== Given task ==
Filter the entries and keep only the lines where the string "AppListFragment" appears.

[Data records]
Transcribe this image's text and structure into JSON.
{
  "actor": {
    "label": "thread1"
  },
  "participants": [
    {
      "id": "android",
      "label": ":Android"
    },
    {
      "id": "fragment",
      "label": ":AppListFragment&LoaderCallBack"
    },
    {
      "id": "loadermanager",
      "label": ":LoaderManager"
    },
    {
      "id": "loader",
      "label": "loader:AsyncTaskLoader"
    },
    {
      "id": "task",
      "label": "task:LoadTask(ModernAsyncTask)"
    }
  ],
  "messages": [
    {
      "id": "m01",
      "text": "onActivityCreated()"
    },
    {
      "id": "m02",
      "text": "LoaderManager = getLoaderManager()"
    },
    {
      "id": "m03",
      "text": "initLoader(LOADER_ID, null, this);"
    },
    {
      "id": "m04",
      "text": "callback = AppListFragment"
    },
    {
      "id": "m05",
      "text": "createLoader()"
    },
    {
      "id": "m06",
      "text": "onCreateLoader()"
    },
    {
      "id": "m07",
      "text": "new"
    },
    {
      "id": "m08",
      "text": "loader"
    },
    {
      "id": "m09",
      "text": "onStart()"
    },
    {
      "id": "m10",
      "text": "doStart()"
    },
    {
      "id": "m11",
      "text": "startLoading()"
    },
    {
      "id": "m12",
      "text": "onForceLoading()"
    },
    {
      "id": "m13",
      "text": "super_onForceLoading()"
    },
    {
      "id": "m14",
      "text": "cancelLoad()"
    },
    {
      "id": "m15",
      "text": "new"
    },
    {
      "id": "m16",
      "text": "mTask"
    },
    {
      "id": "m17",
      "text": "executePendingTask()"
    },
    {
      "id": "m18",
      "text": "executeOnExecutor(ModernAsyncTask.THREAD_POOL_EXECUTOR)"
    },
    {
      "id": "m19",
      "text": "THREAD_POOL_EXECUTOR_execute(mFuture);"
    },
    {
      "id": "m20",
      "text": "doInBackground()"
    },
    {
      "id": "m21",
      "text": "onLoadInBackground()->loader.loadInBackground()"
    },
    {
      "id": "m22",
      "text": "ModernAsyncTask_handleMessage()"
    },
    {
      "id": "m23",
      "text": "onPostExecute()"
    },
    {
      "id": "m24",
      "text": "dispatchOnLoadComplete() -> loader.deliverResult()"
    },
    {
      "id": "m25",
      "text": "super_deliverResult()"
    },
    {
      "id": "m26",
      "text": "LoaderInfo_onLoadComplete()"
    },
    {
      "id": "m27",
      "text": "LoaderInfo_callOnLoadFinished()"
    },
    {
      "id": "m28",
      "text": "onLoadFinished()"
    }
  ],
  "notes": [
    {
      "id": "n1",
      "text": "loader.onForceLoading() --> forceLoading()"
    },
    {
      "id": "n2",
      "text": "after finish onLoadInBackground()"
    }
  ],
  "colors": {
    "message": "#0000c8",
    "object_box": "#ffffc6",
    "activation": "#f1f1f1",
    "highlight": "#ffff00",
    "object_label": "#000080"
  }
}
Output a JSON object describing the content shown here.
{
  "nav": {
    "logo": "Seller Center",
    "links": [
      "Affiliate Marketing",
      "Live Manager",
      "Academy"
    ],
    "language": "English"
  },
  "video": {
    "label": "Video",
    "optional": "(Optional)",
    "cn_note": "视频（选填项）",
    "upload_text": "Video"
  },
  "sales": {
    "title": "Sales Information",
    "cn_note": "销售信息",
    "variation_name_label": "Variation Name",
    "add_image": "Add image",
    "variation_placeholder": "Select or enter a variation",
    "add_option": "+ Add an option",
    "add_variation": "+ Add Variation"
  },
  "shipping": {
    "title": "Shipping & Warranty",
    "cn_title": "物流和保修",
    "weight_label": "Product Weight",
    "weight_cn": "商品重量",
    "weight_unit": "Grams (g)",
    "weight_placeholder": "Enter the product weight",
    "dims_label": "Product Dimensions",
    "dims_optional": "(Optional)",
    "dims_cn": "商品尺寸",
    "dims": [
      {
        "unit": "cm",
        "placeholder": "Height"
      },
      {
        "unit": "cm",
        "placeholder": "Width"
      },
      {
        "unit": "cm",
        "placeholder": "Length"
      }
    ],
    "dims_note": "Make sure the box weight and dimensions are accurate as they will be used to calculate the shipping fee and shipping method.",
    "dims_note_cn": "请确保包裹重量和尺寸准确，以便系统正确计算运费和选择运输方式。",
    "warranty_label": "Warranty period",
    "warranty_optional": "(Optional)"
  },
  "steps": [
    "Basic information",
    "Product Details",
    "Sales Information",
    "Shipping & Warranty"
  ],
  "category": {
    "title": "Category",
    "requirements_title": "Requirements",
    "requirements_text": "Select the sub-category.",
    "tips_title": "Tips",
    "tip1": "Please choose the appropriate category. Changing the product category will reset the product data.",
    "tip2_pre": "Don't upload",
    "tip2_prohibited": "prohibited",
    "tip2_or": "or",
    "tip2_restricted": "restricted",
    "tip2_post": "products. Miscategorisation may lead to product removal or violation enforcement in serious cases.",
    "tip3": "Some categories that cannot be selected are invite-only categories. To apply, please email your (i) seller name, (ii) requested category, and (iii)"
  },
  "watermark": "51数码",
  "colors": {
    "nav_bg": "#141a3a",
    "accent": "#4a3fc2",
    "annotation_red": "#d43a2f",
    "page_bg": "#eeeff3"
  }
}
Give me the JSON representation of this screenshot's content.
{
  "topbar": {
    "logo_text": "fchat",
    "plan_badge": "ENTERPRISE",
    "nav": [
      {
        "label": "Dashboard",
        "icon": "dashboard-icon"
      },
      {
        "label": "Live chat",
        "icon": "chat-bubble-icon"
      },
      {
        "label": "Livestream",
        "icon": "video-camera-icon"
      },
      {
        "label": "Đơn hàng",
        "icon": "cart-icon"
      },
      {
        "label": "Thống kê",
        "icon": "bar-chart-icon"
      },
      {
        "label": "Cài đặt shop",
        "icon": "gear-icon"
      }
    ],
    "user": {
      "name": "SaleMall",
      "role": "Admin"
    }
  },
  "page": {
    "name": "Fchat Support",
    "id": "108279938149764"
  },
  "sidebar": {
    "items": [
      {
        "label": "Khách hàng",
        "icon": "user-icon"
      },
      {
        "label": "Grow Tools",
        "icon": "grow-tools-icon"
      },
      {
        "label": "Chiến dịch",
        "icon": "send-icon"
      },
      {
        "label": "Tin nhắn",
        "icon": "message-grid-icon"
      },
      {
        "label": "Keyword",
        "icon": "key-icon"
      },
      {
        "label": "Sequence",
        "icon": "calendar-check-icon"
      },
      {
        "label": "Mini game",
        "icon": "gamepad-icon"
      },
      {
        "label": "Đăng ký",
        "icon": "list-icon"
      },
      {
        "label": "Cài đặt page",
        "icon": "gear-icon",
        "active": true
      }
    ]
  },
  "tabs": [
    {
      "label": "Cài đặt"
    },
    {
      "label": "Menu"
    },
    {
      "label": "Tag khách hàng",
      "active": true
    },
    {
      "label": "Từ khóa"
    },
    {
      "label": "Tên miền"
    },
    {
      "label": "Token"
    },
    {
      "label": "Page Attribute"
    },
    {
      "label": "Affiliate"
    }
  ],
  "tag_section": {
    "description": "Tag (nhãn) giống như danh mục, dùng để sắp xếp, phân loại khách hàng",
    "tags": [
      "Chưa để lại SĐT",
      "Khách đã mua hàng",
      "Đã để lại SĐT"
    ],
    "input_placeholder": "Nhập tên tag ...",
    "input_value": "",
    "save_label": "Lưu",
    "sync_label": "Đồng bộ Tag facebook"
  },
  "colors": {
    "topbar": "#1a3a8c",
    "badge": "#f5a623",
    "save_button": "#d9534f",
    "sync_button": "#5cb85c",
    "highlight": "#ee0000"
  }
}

== Answer to this task ==
      "label": ":AppListFragment&LoaderCallBack"
      "text": "callback = AppListFragment"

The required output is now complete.